■ **The exercise**: Read through the entries below and return each line with the word "заболеваниями".

■ **Raw data**:

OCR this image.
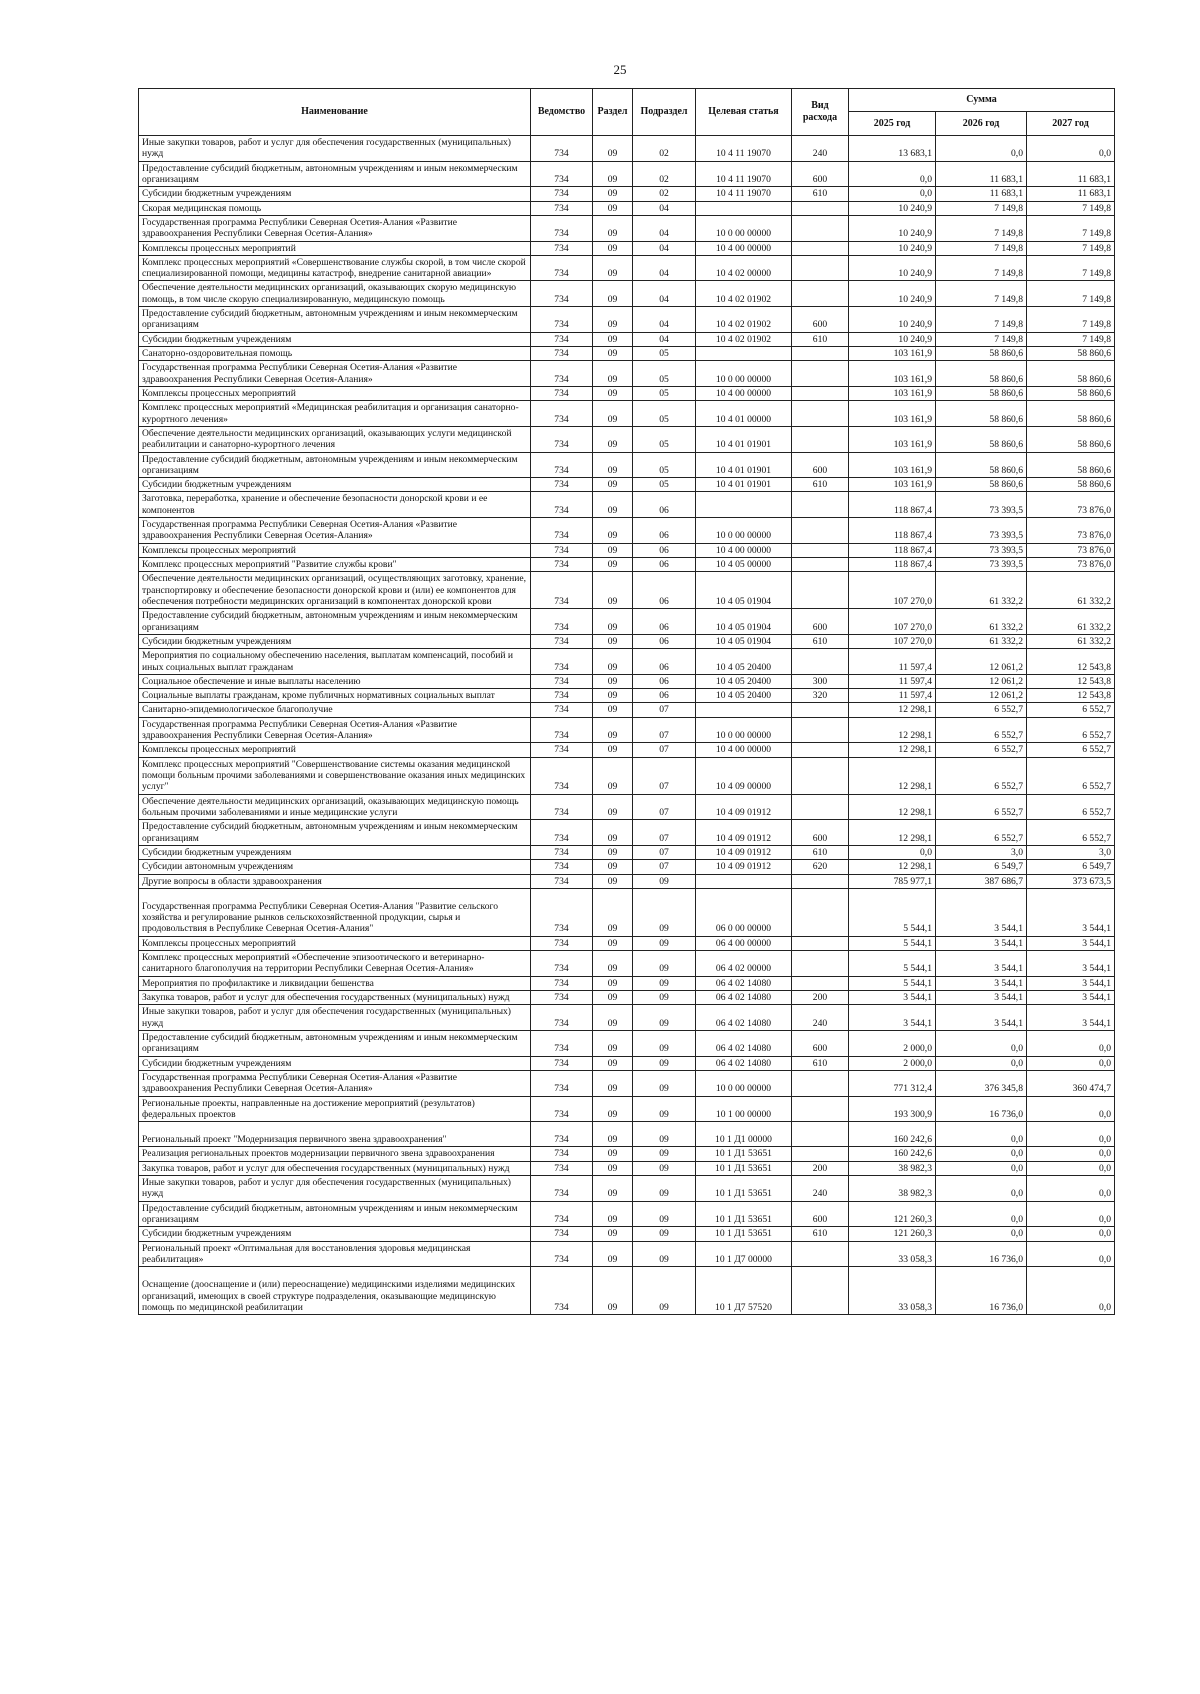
25
Наименование	Ведомство	Раздел	Подраздел	Целевая статья	Вид расхода	Сумма		
						2025 год	2026 год	2027 год
Иные закупки товаров, работ и услуг для обеспечения государственных (муниципальных) нужд	734	09	02	10 4 11 19070	240	13 683,1	0,0	0,0
Предоставление субсидий бюджетным, автономным учреждениям и иным некоммерческим организациям	734	09	02	10 4 11 19070	600	0,0	11 683,1	11 683,1
Субсидии бюджетным учреждениям	734	09	02	10 4 11 19070	610	0,0	11 683,1	11 683,1
Скорая медицинская помощь	734	09	04			10 240,9	7 149,8	7 149,8
Государственная программа Республики Северная Осетия-Алания «Развитие здравоохранения Республики Северная Осетия-Алания»	734	09	04	10 0 00 00000		10 240,9	7 149,8	7 149,8
Комплексы процессных мероприятий	734	09	04	10 4 00 00000		10 240,9	7 149,8	7 149,8
Комплекс процессных мероприятий «Совершенствование службы скорой, в том числе скорой специализированной помощи, медицины катастроф, внедрение санитарной авиации»	734	09	04	10 4 02 00000		10 240,9	7 149,8	7 149,8
Обеспечение деятельности медицинских организаций, оказывающих скорую медицинскую помощь, в том числе скорую специализированную, медицинскую помощь	734	09	04	10 4 02 01902		10 240,9	7 149,8	7 149,8
Предоставление субсидий бюджетным, автономным учреждениям и иным некоммерческим организациям	734	09	04	10 4 02 01902	600	10 240,9	7 149,8	7 149,8
Субсидии бюджетным учреждениям	734	09	04	10 4 02 01902	610	10 240,9	7 149,8	7 149,8
Санаторно-оздоровительная помощь	734	09	05			103 161,9	58 860,6	58 860,6
Государственная программа Республики Северная Осетия-Алания «Развитие здравоохранения Республики Северная Осетия-Алания»	734	09	05	10 0 00 00000		103 161,9	58 860,6	58 860,6
Комплексы процессных мероприятий	734	09	05	10 4 00 00000		103 161,9	58 860,6	58 860,6
Комплекс процессных мероприятий «Медицинская реабилитация и организация санаторно-курортного лечения»	734	09	05	10 4 01 00000		103 161,9	58 860,6	58 860,6
Обеспечение деятельности медицинских организаций, оказывающих услуги медицинской реабилитации и санаторно-курортного лечения	734	09	05	10 4 01 01901		103 161,9	58 860,6	58 860,6
Предоставление субсидий бюджетным, автономным учреждениям и иным некоммерческим организациям	734	09	05	10 4 01 01901	600	103 161,9	58 860,6	58 860,6
Субсидии бюджетным учреждениям	734	09	05	10 4 01 01901	610	103 161,9	58 860,6	58 860,6
Заготовка, переработка, хранение и обеспечение безопасности донорской крови и ее компонентов	734	09	06			118 867,4	73 393,5	73 876,0
Государственная программа Республики Северная Осетия-Алания «Развитие здравоохранения Республики Северная Осетия-Алания»	734	09	06	10 0 00 00000		118 867,4	73 393,5	73 876,0
Комплексы процессных мероприятий	734	09	06	10 4 00 00000		118 867,4	73 393,5	73 876,0
Комплекс процессных мероприятий "Развитие службы крови"	734	09	06	10 4 05 00000		118 867,4	73 393,5	73 876,0
Обеспечение деятельности медицинских организаций, осуществляющих заготовку, хранение, транспортировку и обеспечение безопасности донорской крови и (или) ее компонентов для обеспечения потребности медицинских организаций в компонентах донорской крови	734	09	06	10 4 05 01904		107 270,0	61 332,2	61 332,2
Предоставление субсидий бюджетным, автономным учреждениям и иным некоммерческим организациям	734	09	06	10 4 05 01904	600	107 270,0	61 332,2	61 332,2
Субсидии бюджетным учреждениям	734	09	06	10 4 05 01904	610	107 270,0	61 332,2	61 332,2
Мероприятия по социальному обеспечению населения, выплатам компенсаций, пособий и иных социальных выплат гражданам	734	09	06	10 4 05 20400		11 597,4	12 061,2	12 543,8
Социальное обеспечение и иные выплаты населению	734	09	06	10 4 05 20400	300	11 597,4	12 061,2	12 543,8
Социальные выплаты гражданам, кроме публичных нормативных социальных выплат	734	09	06	10 4 05 20400	320	11 597,4	12 061,2	12 543,8
Санитарно-эпидемиологическое благополучие	734	09	07			12 298,1	6 552,7	6 552,7
Государственная программа Республики Северная Осетия-Алания «Развитие здравоохранения Республики Северная Осетия-Алания»	734	09	07	10 0 00 00000		12 298,1	6 552,7	6 552,7
Комплексы процессных мероприятий	734	09	07	10 4 00 00000		12 298,1	6 552,7	6 552,7
Комплекс процессных мероприятий "Совершенствование системы оказания медицинской помощи больным прочими заболеваниями и совершенствование оказания иных медицинских услуг"	734	09	07	10 4 09 00000		12 298,1	6 552,7	6 552,7
Обеспечение деятельности медицинских организаций, оказывающих медицинскую помощь больным прочими заболеваниями и иные медицинские услуги	734	09	07	10 4 09 01912		12 298,1	6 552,7	6 552,7
Предоставление субсидий бюджетным, автономным учреждениям и иным некоммерческим организациям	734	09	07	10 4 09 01912	600	12 298,1	6 552,7	6 552,7
Субсидии бюджетным учреждениям	734	09	07	10 4 09 01912	610	0,0	3,0	3,0
Субсидии автономным учреждениям	734	09	07	10 4 09 01912	620	12 298,1	6 549,7	6 549,7
Другие вопросы в области здравоохранения	734	09	09			785 977,1	387 686,7	373 673,5
Государственная программа Республики Северная Осетия-Алания "Развитие сельского хозяйства и регулирование рынков сельскохозяйственной продукции, сырья и продовольствия в Республике Северная Осетия-Алания"	734	09	09	06 0 00 00000		5 544,1	3 544,1	3 544,1
Комплексы процессных мероприятий	734	09	09	06 4 00 00000		5 544,1	3 544,1	3 544,1
Комплекс процессных мероприятий «Обеспечение эпизоотического и ветеринарно-санитарного благополучия на территории Республики Северная Осетия-Алания»	734	09	09	06 4 02 00000		5 544,1	3 544,1	3 544,1
Мероприятия по профилактике и ликвидации бешенства	734	09	09	06 4 02 14080		5 544,1	3 544,1	3 544,1
Закупка товаров, работ и услуг для обеспечения государственных (муниципальных) нужд	734	09	09	06 4 02 14080	200	3 544,1	3 544,1	3 544,1
Иные закупки товаров, работ и услуг для обеспечения государственных (муниципальных) нужд	734	09	09	06 4 02 14080	240	3 544,1	3 544,1	3 544,1
Предоставление субсидий бюджетным, автономным учреждениям и иным некоммерческим организациям	734	09	09	06 4 02 14080	600	2 000,0	0,0	0,0
Субсидии бюджетным учреждениям	734	09	09	06 4 02 14080	610	2 000,0	0,0	0,0
Государственная программа Республики Северная Осетия-Алания «Развитие здравоохранения Республики Северная Осетия-Алания»	734	09	09	10 0 00 00000		771 312,4	376 345,8	360 474,7
Региональные проекты, направленные на достижение мероприятий (результатов) федеральных проектов	734	09	09	10 1 00 00000		193 300,9	16 736,0	0,0
Региональный проект "Модернизация первичного звена здравоохранения"	734	09	09	10 1 Д1 00000		160 242,6	0,0	0,0
Реализация региональных проектов модернизации первичного звена здравоохранения	734	09	09	10 1 Д1 53651		160 242,6	0,0	0,0
Закупка товаров, работ и услуг для обеспечения государственных (муниципальных) нужд	734	09	09	10 1 Д1 53651	200	38 982,3	0,0	0,0
Иные закупки товаров, работ и услуг для обеспечения государственных (муниципальных) нужд	734	09	09	10 1 Д1 53651	240	38 982,3	0,0	0,0
Предоставление субсидий бюджетным, автономным учреждениям и иным некоммерческим организациям	734	09	09	10 1 Д1 53651	600	121 260,3	0,0	0,0
Субсидии бюджетным учреждениям	734	09	09	10 1 Д1 53651	610	121 260,3	0,0	0,0
Региональный проект «Оптимальная для восстановления здоровья медицинская реабилитация»	734	09	09	10 1 Д7 00000		33 058,3	16 736,0	0,0
Оснащение (дооснащение и (или) переоснащение) медицинскими изделиями медицинских организаций, имеющих в своей структуре подразделения, оказывающие медицинскую помощь по медицинской реабилитации	734	09	09	10 1 Д7 57520		33 058,3	16 736,0	0,0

■ **Final result**:
Комплекс процессных мероприятий "Совершенствование системы оказания медицинской помощи больным прочими заболеваниями и совершенствование оказания иных медицинских услуг"	734	09	07	10 4 09 00000		12 298,1	6 552,7	6 552,7
Обеспечение деятельности медицинских организаций, оказывающих медицинскую помощь больным прочими заболеваниями и иные медицинские услуги	734	09	07	10 4 09 01912		12 298,1	6 552,7	6 552,7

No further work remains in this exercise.